━━━ Input for this task ━━━

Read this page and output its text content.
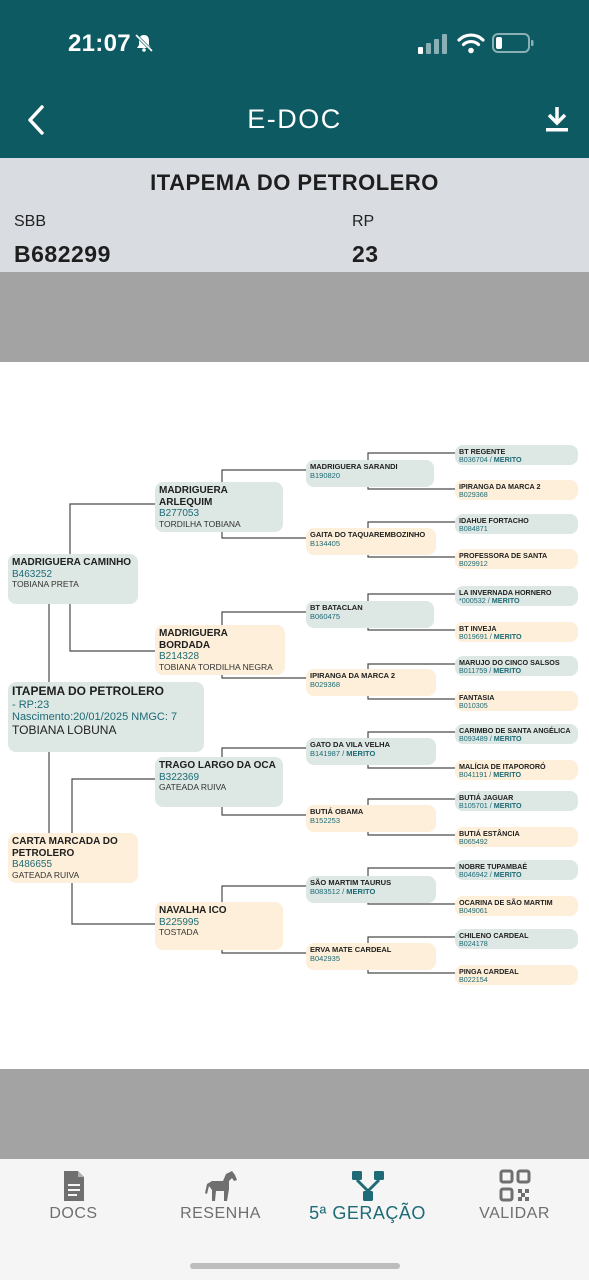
21:07
E-DOC
ITAPEMA DO PETROLERO
SBB	RP
B682299	23
ITAPEMA DO PETROLERO
- RP:23
Nascimento:20/01/2025 NMGC: 7
TOBIANA LOBUNA
MADRIGUERA CAMINHO
B463252
TOBIANA PRETA
CARTA MARCADA DO PETROLERO
B486655
GATEADA RUIVA
MADRIGUERA ARLEQUIM
B277053
TORDILHA TOBIANA
MADRIGUERA BORDADA
B214328
TOBIANA TORDILHA NEGRA
TRAGO LARGO DA OCA
B322369
GATEADA RUIVA
NAVALHA ICO
B225995
TOSTADA
MADRIGUERA SARANDI
B190820
GAITA DO TAQUAREMBOZINHO
B134405
BT BATACLAN
B060475
IPIRANGA DA MARCA 2
B029368
GATO DA VILA VELHA
B141987 / MERITO
BUTIÁ OBAMA
B152253
SÃO MARTIM TAURUS
B083512 / MERITO
ERVA MATE CARDEAL
B042935
BT REGENTE
B036704 / MERITO
IPIRANGA DA MARCA 2
B029368
IDAHUE FORTACHO
B084871
PROFESSORA DE SANTA
B029912
LA INVERNADA HORNERO
*000532 / MERITO
BT INVEJA
B019691 / MERITO
MARUJO DO CINCO SALSOS
B011759 / MERITO
FANTASIA
B010305
CARIMBO DE SANTA ANGÉLICA
B093489 / MERITO
MALÍCIA DE ITAPORORÓ
B041191 / MERITO
BUTIÁ JAGUAR
B105701 / MERITO
BUTIÁ ESTÂNCIA
B065492
NOBRE TUPAMBAÉ
B046942 / MERITO
OCARINA DE SÃO MARTIM
B049061
CHILENO CARDEAL
B024178
PINGA CARDEAL
B022154
DOCS	RESENHA	5ª GERAÇÃO	VALIDAR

━━━

▸ Given problem
How many lines in the records hold the string "TOBIANA"? Reply with the number alone.

▸ Response
4